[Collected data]
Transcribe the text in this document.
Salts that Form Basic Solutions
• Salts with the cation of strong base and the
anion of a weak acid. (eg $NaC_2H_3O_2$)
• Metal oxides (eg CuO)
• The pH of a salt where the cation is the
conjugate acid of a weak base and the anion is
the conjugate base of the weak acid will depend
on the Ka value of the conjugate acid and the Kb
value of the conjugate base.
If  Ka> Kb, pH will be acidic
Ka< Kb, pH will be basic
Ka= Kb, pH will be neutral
--
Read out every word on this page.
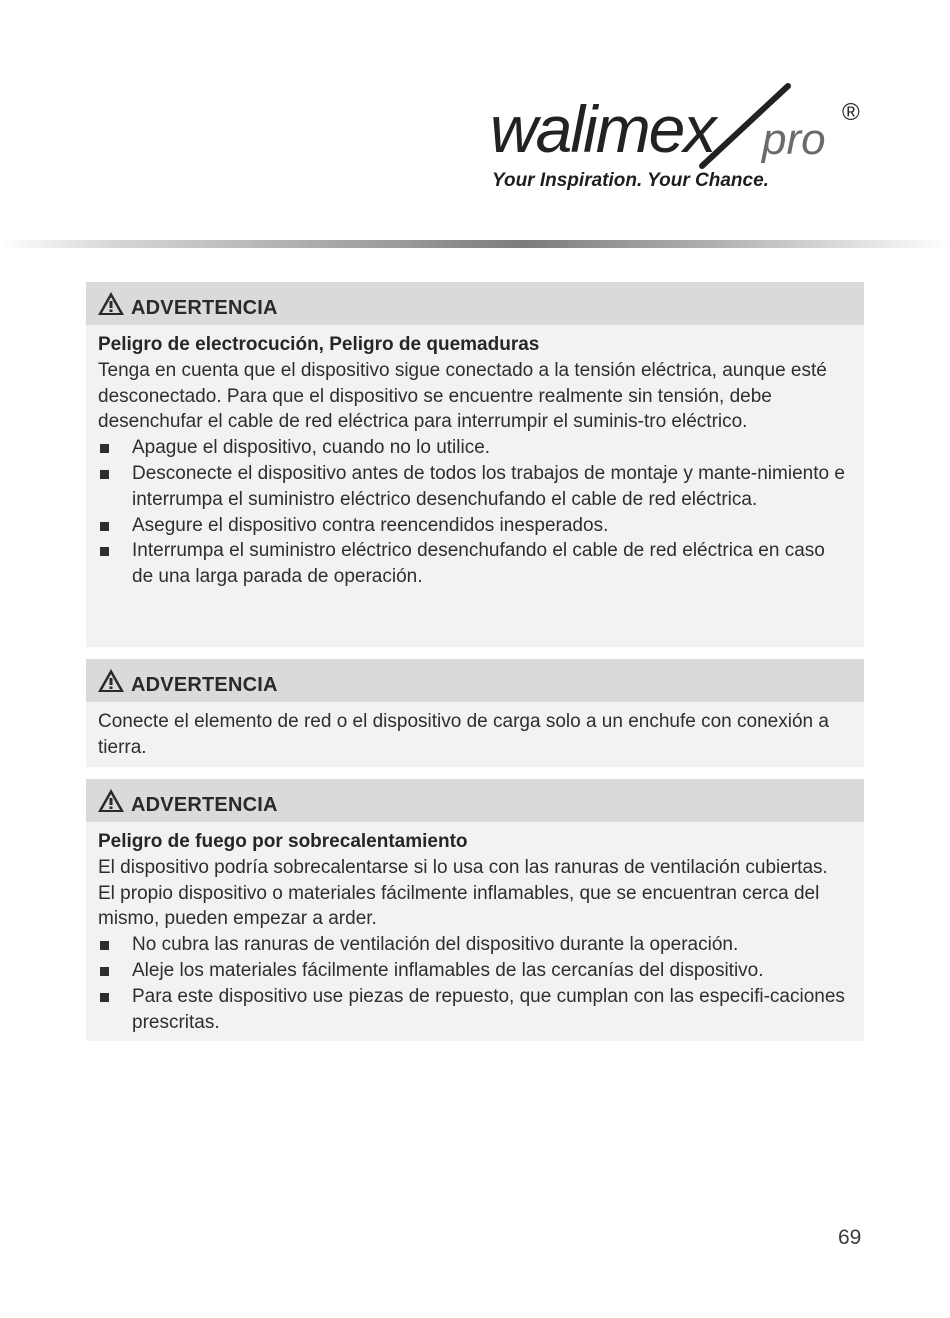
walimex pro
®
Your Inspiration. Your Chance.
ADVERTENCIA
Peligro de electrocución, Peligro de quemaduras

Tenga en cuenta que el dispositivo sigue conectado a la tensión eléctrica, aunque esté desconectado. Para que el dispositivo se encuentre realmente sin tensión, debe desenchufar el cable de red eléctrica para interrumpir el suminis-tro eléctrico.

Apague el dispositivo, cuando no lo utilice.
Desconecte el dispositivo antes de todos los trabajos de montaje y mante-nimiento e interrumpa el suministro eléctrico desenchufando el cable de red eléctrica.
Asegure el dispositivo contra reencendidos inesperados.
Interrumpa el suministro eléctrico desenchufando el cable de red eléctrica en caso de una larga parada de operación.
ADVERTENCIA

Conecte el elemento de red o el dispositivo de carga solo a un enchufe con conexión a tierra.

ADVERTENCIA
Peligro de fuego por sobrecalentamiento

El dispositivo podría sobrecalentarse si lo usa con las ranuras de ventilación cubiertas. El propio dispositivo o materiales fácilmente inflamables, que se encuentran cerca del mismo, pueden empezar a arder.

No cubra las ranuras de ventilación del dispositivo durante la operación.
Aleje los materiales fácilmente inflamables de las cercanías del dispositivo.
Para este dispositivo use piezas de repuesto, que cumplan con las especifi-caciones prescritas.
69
---
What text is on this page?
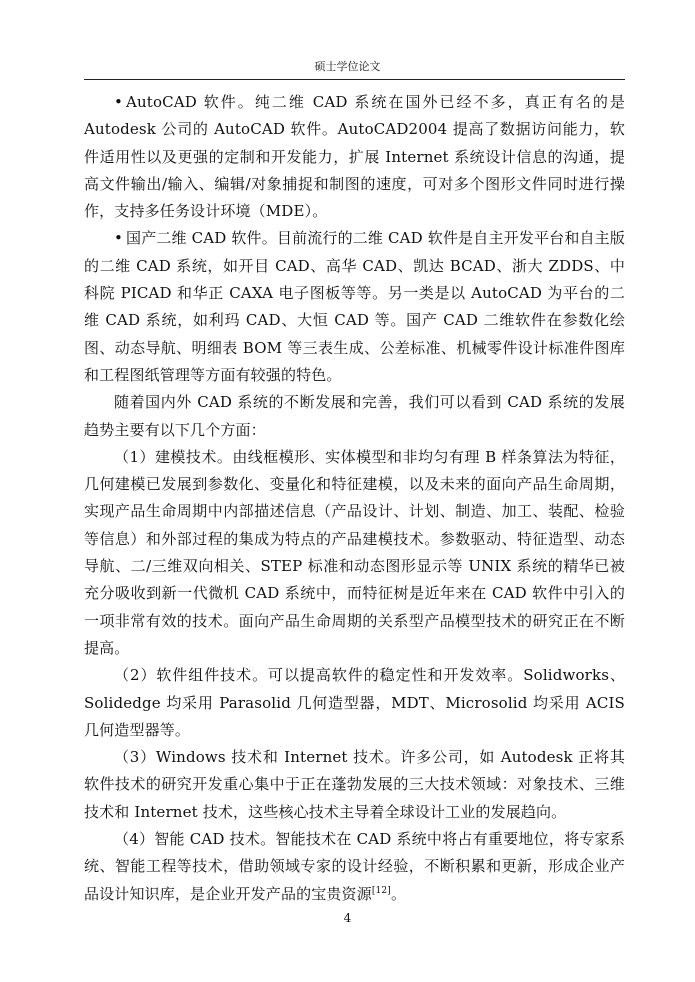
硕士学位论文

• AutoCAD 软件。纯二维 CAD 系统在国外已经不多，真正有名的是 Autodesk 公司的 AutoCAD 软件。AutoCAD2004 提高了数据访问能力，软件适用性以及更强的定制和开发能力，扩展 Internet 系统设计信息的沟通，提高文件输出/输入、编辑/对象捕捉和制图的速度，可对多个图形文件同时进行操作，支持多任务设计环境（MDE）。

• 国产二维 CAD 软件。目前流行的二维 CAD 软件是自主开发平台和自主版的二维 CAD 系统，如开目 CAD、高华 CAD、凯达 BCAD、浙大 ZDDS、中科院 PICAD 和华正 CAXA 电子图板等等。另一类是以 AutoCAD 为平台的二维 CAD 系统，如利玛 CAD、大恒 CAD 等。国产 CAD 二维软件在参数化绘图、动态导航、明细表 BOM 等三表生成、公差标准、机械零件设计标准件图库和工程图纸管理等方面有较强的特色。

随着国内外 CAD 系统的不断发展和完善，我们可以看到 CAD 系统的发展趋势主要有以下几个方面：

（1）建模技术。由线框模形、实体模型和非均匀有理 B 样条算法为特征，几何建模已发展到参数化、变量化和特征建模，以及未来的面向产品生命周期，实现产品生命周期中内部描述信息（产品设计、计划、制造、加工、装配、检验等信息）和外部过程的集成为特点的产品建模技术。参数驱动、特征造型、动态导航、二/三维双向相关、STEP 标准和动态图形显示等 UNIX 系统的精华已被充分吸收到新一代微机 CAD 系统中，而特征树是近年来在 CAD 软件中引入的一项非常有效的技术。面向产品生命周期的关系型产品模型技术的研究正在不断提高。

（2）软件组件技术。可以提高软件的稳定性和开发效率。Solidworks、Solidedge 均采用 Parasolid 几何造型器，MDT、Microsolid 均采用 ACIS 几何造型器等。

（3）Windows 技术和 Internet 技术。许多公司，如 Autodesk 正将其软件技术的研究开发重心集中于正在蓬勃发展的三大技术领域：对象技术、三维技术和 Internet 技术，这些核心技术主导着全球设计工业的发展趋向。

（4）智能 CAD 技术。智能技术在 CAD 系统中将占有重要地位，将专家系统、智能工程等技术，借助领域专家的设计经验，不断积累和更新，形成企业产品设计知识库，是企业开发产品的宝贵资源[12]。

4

- What the task asks: Show, from the listing above, each line that contains the word "inflamables".

- Reply to the task:
El dispositivo podría sobrecalentarse si lo usa con las ranuras de ventilación cubiertas. El propio dispositivo o materiales fácilmente inflamables, que se encuentran cerca del mismo, pueden empezar a arder.
Aleje los materiales fácilmente inflamables de las cercanías del dispositivo.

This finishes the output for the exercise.